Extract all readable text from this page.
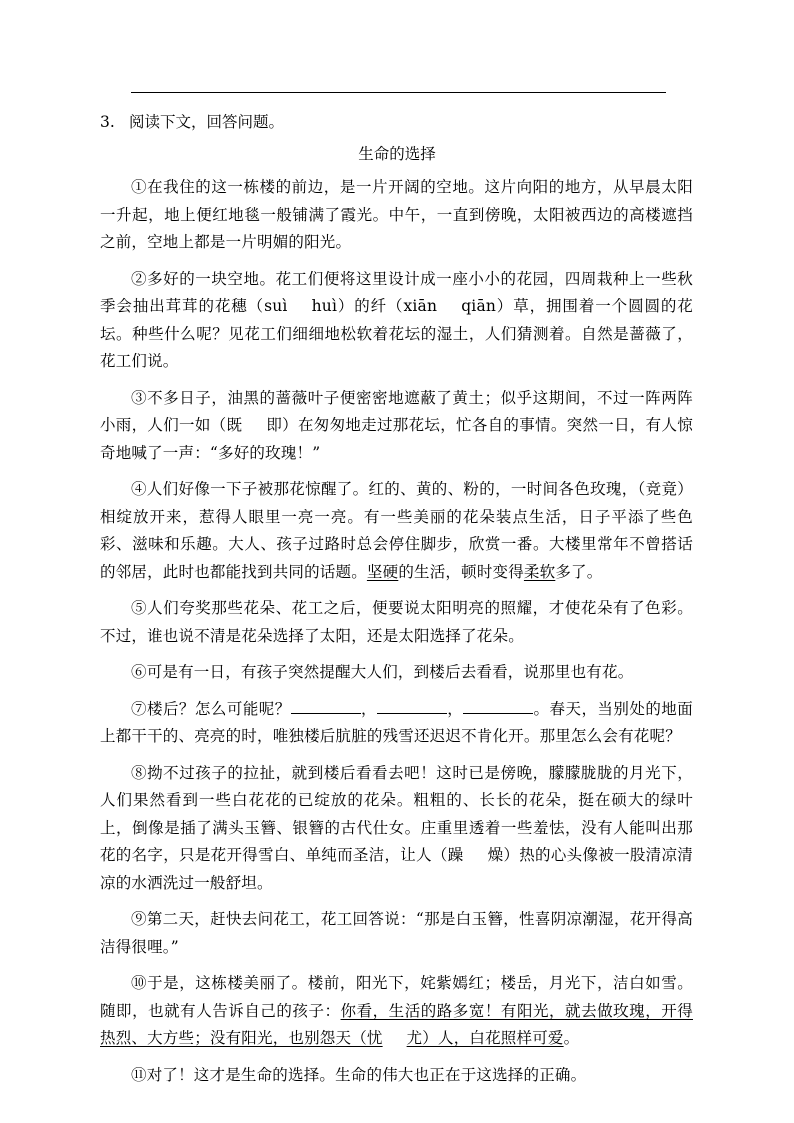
3. 阅读下文，回答问题。
生命的选择

①在我住的这一栋楼的前边，是一片开阔的空地。这片向阳的地方，从早晨太阳一升起，地上便红地毯一般铺满了霞光。中午，一直到傍晚，太阳被西边的高楼遮挡之前，空地上都是一片明媚的阳光。

②多好的一块空地。花工们便将这里设计成一座小小的花园，四周栽种上一些秋季会抽出茸茸的花穗（suì huì）的纤（xiān qiān）草，拥围着一个圆圆的花坛。种些什么呢？见花工们细细地松软着花坛的湿土，人们猜测着。自然是蔷薇了，花工们说。

③不多日子，油黑的蔷薇叶子便密密地遮蔽了黄土；似乎这期间，不过一阵两阵小雨，人们一如（既 即）在匆匆地走过那花坛，忙各自的事情。突然一日，有人惊奇地喊了一声：“多好的玫瑰！”

④人们好像一下子被那花惊醒了。红的、黄的、粉的，一时间各色玫瑰，（竞竟）相绽放开来，惹得人眼里一亮一亮。有一些美丽的花朵装点生活，日子平添了些色彩、滋味和乐趣。大人、孩子过路时总会停住脚步，欣赏一番。大楼里常年不曾搭话的邻居，此时也都能找到共同的话题。坚硬的生活，顿时变得柔软多了。

⑤人们夸奖那些花朵、花工之后，便要说太阳明亮的照耀，才使花朵有了色彩。不过，谁也说不清是花朵选择了太阳，还是太阳选择了花朵。

⑥可是有一日，有孩子突然提醒大人们，到楼后去看看，说那里也有花。

⑦楼后？怎么可能呢？	，	，	。春天，当别处的地面上都干干的、亮亮的时，唯独楼后肮脏的残雪还迟迟不肯化开。那里怎么会有花呢？

⑧拗不过孩子的拉扯，就到楼后看看去吧！这时已是傍晚，朦朦胧胧的月光下，人们果然看到一些白花花的已绽放的花朵。粗粗的、长长的花朵，挺在硕大的绿叶上，倒像是插了满头玉簪、银簪的古代仕女。庄重里透着一些羞怯，没有人能叫出那花的名字，只是花开得雪白、单纯而圣洁，让人（躁 燥）热的心头像被一股清凉清凉的水洒洗过一般舒坦。

⑨第二天，赶快去问花工，花工回答说：“那是白玉簪，性喜阴凉潮湿，花开得高洁得很哩。”

⑩于是，这栋楼美丽了。楼前，阳光下，姹紫嫣红；楼岳，月光下，洁白如雪。随即，也就有人告诉自己的孩子：你看，生活的路多宽！有阳光，就去做玫瑰，开得热烈、大方些；没有阳光，也别怨天（忧 尤）人，白花照样可爱。

⑪对了！这才是生命的选择。生命的伟大也正在于这选择的正确。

● Exercise goal
Reproduce every line of the material precisely, omitting its pictures.

● Task output
Extract all readable text from this page.
3. 阅读下文，回答问题。
生命的选择

①在我住的这一栋楼的前边，是一片开阔的空地。这片向阳的地方，从早晨太阳一升起，地上便红地毯一般铺满了霞光。中午，一直到傍晚，太阳被西边的高楼遮挡之前，空地上都是一片明媚的阳光。

②多好的一块空地。花工们便将这里设计成一座小小的花园，四周栽种上一些秋季会抽出茸茸的花穗（suì huì）的纤（xiān qiān）草，拥围着一个圆圆的花坛。种些什么呢？见花工们细细地松软着花坛的湿土，人们猜测着。自然是蔷薇了，花工们说。

③不多日子，油黑的蔷薇叶子便密密地遮蔽了黄土；似乎这期间，不过一阵两阵小雨，人们一如（既 即）在匆匆地走过那花坛，忙各自的事情。突然一日，有人惊奇地喊了一声：“多好的玫瑰！”

④人们好像一下子被那花惊醒了。红的、黄的、粉的，一时间各色玫瑰，（竞竟）相绽放开来，惹得人眼里一亮一亮。有一些美丽的花朵装点生活，日子平添了些色彩、滋味和乐趣。大人、孩子过路时总会停住脚步，欣赏一番。大楼里常年不曾搭话的邻居，此时也都能找到共同的话题。坚硬的生活，顿时变得柔软多了。

⑤人们夸奖那些花朵、花工之后，便要说太阳明亮的照耀，才使花朵有了色彩。不过，谁也说不清是花朵选择了太阳，还是太阳选择了花朵。

⑥可是有一日，有孩子突然提醒大人们，到楼后去看看，说那里也有花。

⑦楼后？怎么可能呢？	，	，	。春天，当别处的地面上都干干的、亮亮的时，唯独楼后肮脏的残雪还迟迟不肯化开。那里怎么会有花呢？

⑧拗不过孩子的拉扯，就到楼后看看去吧！这时已是傍晚，朦朦胧胧的月光下，人们果然看到一些白花花的已绽放的花朵。粗粗的、长长的花朵，挺在硕大的绿叶上，倒像是插了满头玉簪、银簪的古代仕女。庄重里透着一些羞怯，没有人能叫出那花的名字，只是花开得雪白、单纯而圣洁，让人（躁 燥）热的心头像被一股清凉清凉的水洒洗过一般舒坦。

⑨第二天，赶快去问花工，花工回答说：“那是白玉簪，性喜阴凉潮湿，花开得高洁得很哩。”

⑩于是，这栋楼美丽了。楼前，阳光下，姹紫嫣红；楼岳，月光下，洁白如雪。随即，也就有人告诉自己的孩子：你看，生活的路多宽！有阳光，就去做玫瑰，开得热烈、大方些；没有阳光，也别怨天（忧 尤）人，白花照样可爱。

⑪对了！这才是生命的选择。生命的伟大也正在于这选择的正确。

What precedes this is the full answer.